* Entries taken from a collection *
==============================
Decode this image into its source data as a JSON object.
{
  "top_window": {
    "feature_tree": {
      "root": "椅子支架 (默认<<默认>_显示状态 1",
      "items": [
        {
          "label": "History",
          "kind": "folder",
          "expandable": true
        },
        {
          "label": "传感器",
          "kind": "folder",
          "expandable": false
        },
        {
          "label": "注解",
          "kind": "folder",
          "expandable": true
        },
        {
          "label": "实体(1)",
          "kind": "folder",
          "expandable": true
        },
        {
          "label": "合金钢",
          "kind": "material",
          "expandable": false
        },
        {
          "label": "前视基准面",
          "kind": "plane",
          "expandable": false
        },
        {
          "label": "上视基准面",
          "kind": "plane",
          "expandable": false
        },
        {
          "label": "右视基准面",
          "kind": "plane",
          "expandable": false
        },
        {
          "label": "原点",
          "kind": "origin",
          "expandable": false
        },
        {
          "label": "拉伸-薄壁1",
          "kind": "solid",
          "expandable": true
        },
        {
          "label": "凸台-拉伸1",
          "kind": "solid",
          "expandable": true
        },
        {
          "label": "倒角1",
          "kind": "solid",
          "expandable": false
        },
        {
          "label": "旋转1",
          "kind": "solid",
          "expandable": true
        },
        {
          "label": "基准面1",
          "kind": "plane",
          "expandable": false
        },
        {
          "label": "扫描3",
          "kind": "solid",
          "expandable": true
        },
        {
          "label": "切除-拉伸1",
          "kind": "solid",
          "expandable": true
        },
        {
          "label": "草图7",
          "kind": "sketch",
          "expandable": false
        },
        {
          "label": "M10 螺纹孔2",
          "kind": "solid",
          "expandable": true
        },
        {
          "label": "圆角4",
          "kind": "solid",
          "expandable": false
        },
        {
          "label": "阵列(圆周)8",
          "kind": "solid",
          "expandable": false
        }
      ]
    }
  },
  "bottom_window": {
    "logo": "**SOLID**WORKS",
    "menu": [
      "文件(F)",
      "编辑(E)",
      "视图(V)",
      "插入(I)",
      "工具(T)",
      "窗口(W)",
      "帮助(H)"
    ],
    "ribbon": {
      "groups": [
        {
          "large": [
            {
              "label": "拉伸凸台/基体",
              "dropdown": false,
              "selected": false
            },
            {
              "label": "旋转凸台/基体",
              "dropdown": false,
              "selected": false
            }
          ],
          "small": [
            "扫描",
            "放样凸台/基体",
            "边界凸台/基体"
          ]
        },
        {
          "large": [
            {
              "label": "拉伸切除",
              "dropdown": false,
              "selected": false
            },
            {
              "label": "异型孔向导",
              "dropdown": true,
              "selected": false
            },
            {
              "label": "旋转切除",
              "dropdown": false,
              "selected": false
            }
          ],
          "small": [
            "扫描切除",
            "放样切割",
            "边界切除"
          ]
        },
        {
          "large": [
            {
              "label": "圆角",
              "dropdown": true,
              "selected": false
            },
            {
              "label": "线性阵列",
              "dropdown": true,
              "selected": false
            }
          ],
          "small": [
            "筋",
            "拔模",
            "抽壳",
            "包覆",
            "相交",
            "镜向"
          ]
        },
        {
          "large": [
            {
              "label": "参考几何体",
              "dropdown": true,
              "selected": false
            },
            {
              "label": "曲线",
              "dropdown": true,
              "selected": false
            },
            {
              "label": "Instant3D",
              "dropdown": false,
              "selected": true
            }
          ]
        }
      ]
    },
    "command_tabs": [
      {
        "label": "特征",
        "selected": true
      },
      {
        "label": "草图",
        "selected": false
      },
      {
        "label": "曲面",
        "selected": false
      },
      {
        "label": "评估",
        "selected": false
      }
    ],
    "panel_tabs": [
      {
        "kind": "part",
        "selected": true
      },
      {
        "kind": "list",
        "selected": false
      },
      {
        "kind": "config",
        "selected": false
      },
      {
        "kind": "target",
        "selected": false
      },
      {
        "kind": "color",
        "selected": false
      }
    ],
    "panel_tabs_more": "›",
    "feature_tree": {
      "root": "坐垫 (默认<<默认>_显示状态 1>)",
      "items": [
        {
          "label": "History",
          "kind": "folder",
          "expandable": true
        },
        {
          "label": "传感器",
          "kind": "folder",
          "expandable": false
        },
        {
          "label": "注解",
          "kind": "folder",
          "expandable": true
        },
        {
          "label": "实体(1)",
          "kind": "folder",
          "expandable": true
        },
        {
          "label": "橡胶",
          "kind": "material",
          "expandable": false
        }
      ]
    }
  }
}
==============================
* Instructions for the task *
Print out every record again, exactly and in full.

* Task answer *
Decode this image into its source data as a JSON object.
{
  "top_window": {
    "feature_tree": {
      "root": "椅子支架 (默认<<默认>_显示状态 1",
      "items": [
        {
          "label": "History",
          "kind": "folder",
          "expandable": true
        },
        {
          "label": "传感器",
          "kind": "folder",
          "expandable": false
        },
        {
          "label": "注解",
          "kind": "folder",
          "expandable": true
        },
        {
          "label": "实体(1)",
          "kind": "folder",
          "expandable": true
        },
        {
          "label": "合金钢",
          "kind": "material",
          "expandable": false
        },
        {
          "label": "前视基准面",
          "kind": "plane",
          "expandable": false
        },
        {
          "label": "上视基准面",
          "kind": "plane",
          "expandable": false
        },
        {
          "label": "右视基准面",
          "kind": "plane",
          "expandable": false
        },
        {
          "label": "原点",
          "kind": "origin",
          "expandable": false
        },
        {
          "label": "拉伸-薄壁1",
          "kind": "solid",
          "expandable": true
        },
        {
          "label": "凸台-拉伸1",
          "kind": "solid",
          "expandable": true
        },
        {
          "label": "倒角1",
          "kind": "solid",
          "expandable": false
        },
        {
          "label": "旋转1",
          "kind": "solid",
          "expandable": true
        },
        {
          "label": "基准面1",
          "kind": "plane",
          "expandable": false
        },
        {
          "label": "扫描3",
          "kind": "solid",
          "expandable": true
        },
        {
          "label": "切除-拉伸1",
          "kind": "solid",
          "expandable": true
        },
        {
          "label": "草图7",
          "kind": "sketch",
          "expandable": false
        },
        {
          "label": "M10 螺纹孔2",
          "kind": "solid",
          "expandable": true
        },
        {
          "label": "圆角4",
          "kind": "solid",
          "expandable": false
        },
        {
          "label": "阵列(圆周)8",
          "kind": "solid",
          "expandable": false
        }
      ]
    }
  },
  "bottom_window": {
    "logo": "**SOLID**WORKS",
    "menu": [
      "文件(F)",
      "编辑(E)",
      "视图(V)",
      "插入(I)",
      "工具(T)",
      "窗口(W)",
      "帮助(H)"
    ],
    "ribbon": {
      "groups": [
        {
          "large": [
            {
              "label": "拉伸凸台/基体",
              "dropdown": false,
              "selected": false
            },
            {
              "label": "旋转凸台/基体",
              "dropdown": false,
              "selected": false
            }
          ],
          "small": [
            "扫描",
            "放样凸台/基体",
            "边界凸台/基体"
          ]
        },
        {
          "large": [
            {
              "label": "拉伸切除",
              "dropdown": false,
              "selected": false
            },
            {
              "label": "异型孔向导",
              "dropdown": true,
              "selected": false
            },
            {
              "label": "旋转切除",
              "dropdown": false,
              "selected": false
            }
          ],
          "small": [
            "扫描切除",
            "放样切割",
            "边界切除"
          ]
        },
        {
          "large": [
            {
              "label": "圆角",
              "dropdown": true,
              "selected": false
            },
            {
              "label": "线性阵列",
              "dropdown": true,
              "selected": false
            }
          ],
          "small": [
            "筋",
            "拔模",
            "抽壳",
            "包覆",
            "相交",
            "镜向"
          ]
        },
        {
          "large": [
            {
              "label": "参考几何体",
              "dropdown": true,
              "selected": false
            },
            {
              "label": "曲线",
              "dropdown": true,
              "selected": false
            },
            {
              "label": "Instant3D",
              "dropdown": false,
              "selected": true
            }
          ]
        }
      ]
    },
    "command_tabs": [
      {
        "label": "特征",
        "selected": true
      },
      {
        "label": "草图",
        "selected": false
      },
      {
        "label": "曲面",
        "selected": false
      },
      {
        "label": "评估",
        "selected": false
      }
    ],
    "panel_tabs": [
      {
        "kind": "part",
        "selected": true
      },
      {
        "kind": "list",
        "selected": false
      },
      {
        "kind": "config",
        "selected": false
      },
      {
        "kind": "target",
        "selected": false
      },
      {
        "kind": "color",
        "selected": false
      }
    ],
    "panel_tabs_more": "›",
    "feature_tree": {
      "root": "坐垫 (默认<<默认>_显示状态 1>)",
      "items": [
        {
          "label": "History",
          "kind": "folder",
          "expandable": true
        },
        {
          "label": "传感器",
          "kind": "folder",
          "expandable": false
        },
        {
          "label": "注解",
          "kind": "folder",
          "expandable": true
        },
        {
          "label": "实体(1)",
          "kind": "folder",
          "expandable": true
        },
        {
          "label": "橡胶",
          "kind": "material",
          "expandable": false
        }
      ]
    }
  }
}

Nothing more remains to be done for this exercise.